In the listing below, locate the lines that hold "local" and copy them.

DATA FOR PROCESSING >>
..........

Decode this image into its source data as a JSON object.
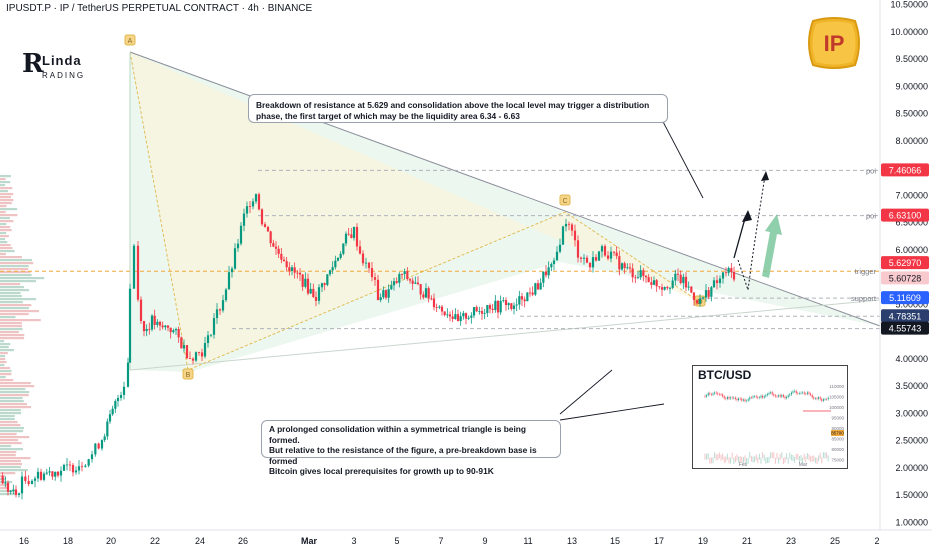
{
  "header": {
    "symbol_line": "IPUSDT.P · IP / TetherUS PERPETUAL CONTRACT · 4h · BINANCE"
  },
  "logo": {
    "mark": "R",
    "line1": "Linda",
    "line2": "RADING"
  },
  "badge": {
    "text": "IP",
    "color": "#f0b429",
    "text_color": "#c0392b"
  },
  "callouts": {
    "top": "Breakdown of resistance at 5.629 and consolidation above the local level may trigger a distribution phase, the first target of which may be the liquidity area 6.34 - 6.63",
    "bottom_line1": "A prolonged consolidation within a symmetrical triangle is being formed.",
    "bottom_line2": "But relative to the resistance of the figure, a pre-breakdown base is formed",
    "bottom_line3": "Bitcoin gives local prerequisites for growth up to 90-91K"
  },
  "levels": {
    "poi_high": {
      "label": "poi",
      "value": "7.46066",
      "color": "#f23645"
    },
    "poi_low": {
      "label": "poi",
      "value": "6.63100",
      "color": "#f23645"
    },
    "trigger": {
      "label": "trigger",
      "value_a": "5.62970",
      "value_b": "5.60728",
      "color": "#f23645"
    },
    "support": {
      "label": "support",
      "value": "5.11609",
      "color": "#2962ff"
    },
    "low_a": {
      "value": "4.78351",
      "color": "#2a3f6e"
    },
    "low_b": {
      "value": "4.55743",
      "color": "#131722"
    }
  },
  "pattern_points": [
    "A",
    "B",
    "C",
    "D"
  ],
  "inset": {
    "title": "BTC/USD",
    "y_ticks": [
      "110000",
      "105000",
      "100000",
      "95000",
      "90000",
      "85000",
      "80000",
      "75000"
    ],
    "x_ticks": [
      "Feb",
      "Mar"
    ],
    "last_price": "85700",
    "level_color": "#f23645"
  },
  "chart_data": {
    "type": "candlestick",
    "timeframe": "4h",
    "y_axis": {
      "ticks": [
        10.5,
        10.0,
        9.5,
        9.0,
        8.5,
        8.0,
        7.5,
        7.0,
        6.5,
        6.0,
        5.5,
        5.0,
        4.5,
        4.0,
        3.5,
        3.0,
        2.5,
        2.0,
        1.5,
        1.0
      ],
      "tick_labels": [
        "10.50000",
        "10.00000",
        "9.50000",
        "9.00000",
        "8.50000",
        "8.00000",
        "7.50000",
        "7.00000",
        "6.50000",
        "6.00000",
        "5.50000",
        "5.00000",
        "4.50000",
        "4.00000",
        "3.50000",
        "3.00000",
        "2.50000",
        "2.00000",
        "1.50000",
        "1.00000"
      ],
      "range": [
        0.9,
        10.55
      ]
    },
    "x_axis": {
      "ticks": [
        "16",
        "18",
        "20",
        "22",
        "24",
        "26",
        "Mar",
        "3",
        "5",
        "7",
        "9",
        "11",
        "13",
        "15",
        "17",
        "19",
        "21",
        "23",
        "25",
        "2"
      ]
    },
    "price_path": [
      [
        0,
        1.85
      ],
      [
        8,
        1.6
      ],
      [
        16,
        1.5
      ],
      [
        22,
        1.75
      ],
      [
        32,
        1.82
      ],
      [
        44,
        1.9
      ],
      [
        58,
        1.95
      ],
      [
        70,
        2.0
      ],
      [
        82,
        2.1
      ],
      [
        92,
        2.25
      ],
      [
        102,
        2.55
      ],
      [
        110,
        2.9
      ],
      [
        118,
        3.3
      ],
      [
        124,
        3.55
      ],
      [
        128,
        4.0
      ],
      [
        130,
        5.3
      ],
      [
        134,
        6.1
      ],
      [
        138,
        5.1
      ],
      [
        144,
        4.5
      ],
      [
        152,
        4.7
      ],
      [
        160,
        4.55
      ],
      [
        168,
        4.6
      ],
      [
        176,
        4.45
      ],
      [
        184,
        4.2
      ],
      [
        190,
        4.05
      ],
      [
        196,
        4.1
      ],
      [
        202,
        4.15
      ],
      [
        208,
        4.35
      ],
      [
        214,
        4.75
      ],
      [
        220,
        4.95
      ],
      [
        226,
        5.3
      ],
      [
        232,
        5.7
      ],
      [
        238,
        6.15
      ],
      [
        244,
        6.6
      ],
      [
        250,
        6.9
      ],
      [
        256,
        7.05
      ],
      [
        262,
        6.55
      ],
      [
        268,
        6.3
      ],
      [
        276,
        6.0
      ],
      [
        284,
        5.85
      ],
      [
        292,
        5.6
      ],
      [
        300,
        5.5
      ],
      [
        308,
        5.3
      ],
      [
        316,
        5.15
      ],
      [
        322,
        5.35
      ],
      [
        330,
        5.6
      ],
      [
        338,
        5.9
      ],
      [
        346,
        6.2
      ],
      [
        354,
        6.35
      ],
      [
        360,
        5.95
      ],
      [
        366,
        5.7
      ],
      [
        372,
        5.55
      ],
      [
        378,
        5.15
      ],
      [
        386,
        5.2
      ],
      [
        394,
        5.35
      ],
      [
        402,
        5.55
      ],
      [
        410,
        5.45
      ],
      [
        418,
        5.3
      ],
      [
        426,
        5.2
      ],
      [
        434,
        5.05
      ],
      [
        442,
        4.9
      ],
      [
        450,
        4.85
      ],
      [
        458,
        4.65
      ],
      [
        466,
        4.8
      ],
      [
        474,
        4.85
      ],
      [
        482,
        4.9
      ],
      [
        490,
        5.0
      ],
      [
        498,
        4.95
      ],
      [
        506,
        5.05
      ],
      [
        514,
        4.9
      ],
      [
        522,
        5.15
      ],
      [
        530,
        5.2
      ],
      [
        538,
        5.35
      ],
      [
        546,
        5.6
      ],
      [
        554,
        5.7
      ],
      [
        560,
        6.2
      ],
      [
        566,
        6.55
      ],
      [
        572,
        6.3
      ],
      [
        578,
        5.95
      ],
      [
        584,
        5.85
      ],
      [
        590,
        5.7
      ],
      [
        596,
        5.9
      ],
      [
        602,
        6.0
      ],
      [
        608,
        5.95
      ],
      [
        614,
        5.85
      ],
      [
        622,
        5.7
      ],
      [
        630,
        5.6
      ],
      [
        638,
        5.55
      ],
      [
        646,
        5.5
      ],
      [
        654,
        5.4
      ],
      [
        662,
        5.35
      ],
      [
        670,
        5.4
      ],
      [
        678,
        5.5
      ],
      [
        686,
        5.35
      ],
      [
        694,
        5.15
      ],
      [
        700,
        5.05
      ],
      [
        706,
        5.2
      ],
      [
        714,
        5.35
      ],
      [
        720,
        5.45
      ],
      [
        726,
        5.6
      ],
      [
        734,
        5.55
      ]
    ]
  }
}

..........

TASK RESPONSE >>
    "top": "Breakdown of resistance at 5.629 and consolidation above the local level may trigger a distribution phase, the first target of which may be the liquidity area 6.34 - 6.63",
    "bottom_line3": "Bitcoin gives local prerequisites for growth up to 90-91K"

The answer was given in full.